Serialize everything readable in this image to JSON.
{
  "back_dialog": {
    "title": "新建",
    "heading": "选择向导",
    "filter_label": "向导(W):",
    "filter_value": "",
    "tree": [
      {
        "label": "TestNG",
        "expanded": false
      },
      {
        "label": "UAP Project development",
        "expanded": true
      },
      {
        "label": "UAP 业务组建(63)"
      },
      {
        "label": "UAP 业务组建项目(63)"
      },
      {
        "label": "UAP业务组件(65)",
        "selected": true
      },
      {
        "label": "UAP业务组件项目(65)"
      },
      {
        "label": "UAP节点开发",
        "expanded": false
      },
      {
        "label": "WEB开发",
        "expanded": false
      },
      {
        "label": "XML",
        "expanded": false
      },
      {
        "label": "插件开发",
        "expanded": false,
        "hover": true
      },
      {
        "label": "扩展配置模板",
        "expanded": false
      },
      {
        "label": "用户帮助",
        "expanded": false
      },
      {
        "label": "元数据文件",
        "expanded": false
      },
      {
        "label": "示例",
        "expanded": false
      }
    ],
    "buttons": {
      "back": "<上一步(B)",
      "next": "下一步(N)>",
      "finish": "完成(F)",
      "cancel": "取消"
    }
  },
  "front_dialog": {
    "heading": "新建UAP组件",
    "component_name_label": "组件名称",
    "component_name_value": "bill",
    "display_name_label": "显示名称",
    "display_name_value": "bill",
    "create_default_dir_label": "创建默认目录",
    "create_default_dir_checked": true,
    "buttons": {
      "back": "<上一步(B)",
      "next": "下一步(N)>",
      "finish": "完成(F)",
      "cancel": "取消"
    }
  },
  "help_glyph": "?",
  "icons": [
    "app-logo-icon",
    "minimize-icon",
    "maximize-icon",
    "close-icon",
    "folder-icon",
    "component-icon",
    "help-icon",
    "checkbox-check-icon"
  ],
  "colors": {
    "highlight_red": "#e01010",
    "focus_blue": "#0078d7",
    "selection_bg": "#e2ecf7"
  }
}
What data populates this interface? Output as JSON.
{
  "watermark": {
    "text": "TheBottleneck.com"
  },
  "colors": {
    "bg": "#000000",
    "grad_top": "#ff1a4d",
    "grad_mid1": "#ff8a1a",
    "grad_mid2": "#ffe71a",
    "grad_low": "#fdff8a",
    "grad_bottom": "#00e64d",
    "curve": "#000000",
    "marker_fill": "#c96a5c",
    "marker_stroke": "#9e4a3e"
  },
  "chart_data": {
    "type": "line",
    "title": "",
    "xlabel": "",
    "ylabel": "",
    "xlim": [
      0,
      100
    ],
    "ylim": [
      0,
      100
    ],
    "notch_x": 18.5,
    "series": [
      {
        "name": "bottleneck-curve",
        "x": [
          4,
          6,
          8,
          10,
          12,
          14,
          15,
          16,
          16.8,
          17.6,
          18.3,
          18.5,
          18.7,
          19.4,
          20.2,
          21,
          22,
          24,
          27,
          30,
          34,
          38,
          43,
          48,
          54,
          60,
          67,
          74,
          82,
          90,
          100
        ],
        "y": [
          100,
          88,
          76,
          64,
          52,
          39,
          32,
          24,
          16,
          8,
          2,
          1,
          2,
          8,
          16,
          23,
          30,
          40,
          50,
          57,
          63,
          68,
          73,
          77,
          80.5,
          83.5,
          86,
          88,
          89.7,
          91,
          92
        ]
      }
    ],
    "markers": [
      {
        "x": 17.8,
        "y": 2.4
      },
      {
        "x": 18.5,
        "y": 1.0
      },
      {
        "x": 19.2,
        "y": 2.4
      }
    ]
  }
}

- - - - - - -

Aim ->
Reproduce the listing shown above in its entirety, exactly.

The solution ->
Serialize everything readable in this image to JSON.
{
  "back_dialog": {
    "title": "新建",
    "heading": "选择向导",
    "filter_label": "向导(W):",
    "filter_value": "",
    "tree": [
      {
        "label": "TestNG",
        "expanded": false
      },
      {
        "label": "UAP Project development",
        "expanded": true
      },
      {
        "label": "UAP 业务组建(63)"
      },
      {
        "label": "UAP 业务组建项目(63)"
      },
      {
        "label": "UAP业务组件(65)",
        "selected": true
      },
      {
        "label": "UAP业务组件项目(65)"
      },
      {
        "label": "UAP节点开发",
        "expanded": false
      },
      {
        "label": "WEB开发",
        "expanded": false
      },
      {
        "label": "XML",
        "expanded": false
      },
      {
        "label": "插件开发",
        "expanded": false,
        "hover": true
      },
      {
        "label": "扩展配置模板",
        "expanded": false
      },
      {
        "label": "用户帮助",
        "expanded": false
      },
      {
        "label": "元数据文件",
        "expanded": false
      },
      {
        "label": "示例",
        "expanded": false
      }
    ],
    "buttons": {
      "back": "<上一步(B)",
      "next": "下一步(N)>",
      "finish": "完成(F)",
      "cancel": "取消"
    }
  },
  "front_dialog": {
    "heading": "新建UAP组件",
    "component_name_label": "组件名称",
    "component_name_value": "bill",
    "display_name_label": "显示名称",
    "display_name_value": "bill",
    "create_default_dir_label": "创建默认目录",
    "create_default_dir_checked": true,
    "buttons": {
      "back": "<上一步(B)",
      "next": "下一步(N)>",
      "finish": "完成(F)",
      "cancel": "取消"
    }
  },
  "help_glyph": "?",
  "icons": [
    "app-logo-icon",
    "minimize-icon",
    "maximize-icon",
    "close-icon",
    "folder-icon",
    "component-icon",
    "help-icon",
    "checkbox-check-icon"
  ],
  "colors": {
    "highlight_red": "#e01010",
    "focus_blue": "#0078d7",
    "selection_bg": "#e2ecf7"
  }
}
What data populates this interface? Output as JSON.
{
  "watermark": {
    "text": "TheBottleneck.com"
  },
  "colors": {
    "bg": "#000000",
    "grad_top": "#ff1a4d",
    "grad_mid1": "#ff8a1a",
    "grad_mid2": "#ffe71a",
    "grad_low": "#fdff8a",
    "grad_bottom": "#00e64d",
    "curve": "#000000",
    "marker_fill": "#c96a5c",
    "marker_stroke": "#9e4a3e"
  },
  "chart_data": {
    "type": "line",
    "title": "",
    "xlabel": "",
    "ylabel": "",
    "xlim": [
      0,
      100
    ],
    "ylim": [
      0,
      100
    ],
    "notch_x": 18.5,
    "series": [
      {
        "name": "bottleneck-curve",
        "x": [
          4,
          6,
          8,
          10,
          12,
          14,
          15,
          16,
          16.8,
          17.6,
          18.3,
          18.5,
          18.7,
          19.4,
          20.2,
          21,
          22,
          24,
          27,
          30,
          34,
          38,
          43,
          48,
          54,
          60,
          67,
          74,
          82,
          90,
          100
        ],
        "y": [
          100,
          88,
          76,
          64,
          52,
          39,
          32,
          24,
          16,
          8,
          2,
          1,
          2,
          8,
          16,
          23,
          30,
          40,
          50,
          57,
          63,
          68,
          73,
          77,
          80.5,
          83.5,
          86,
          88,
          89.7,
          91,
          92
        ]
      }
    ],
    "markers": [
      {
        "x": 17.8,
        "y": 2.4
      },
      {
        "x": 18.5,
        "y": 1.0
      },
      {
        "x": 19.2,
        "y": 2.4
      }
    ]
  }
}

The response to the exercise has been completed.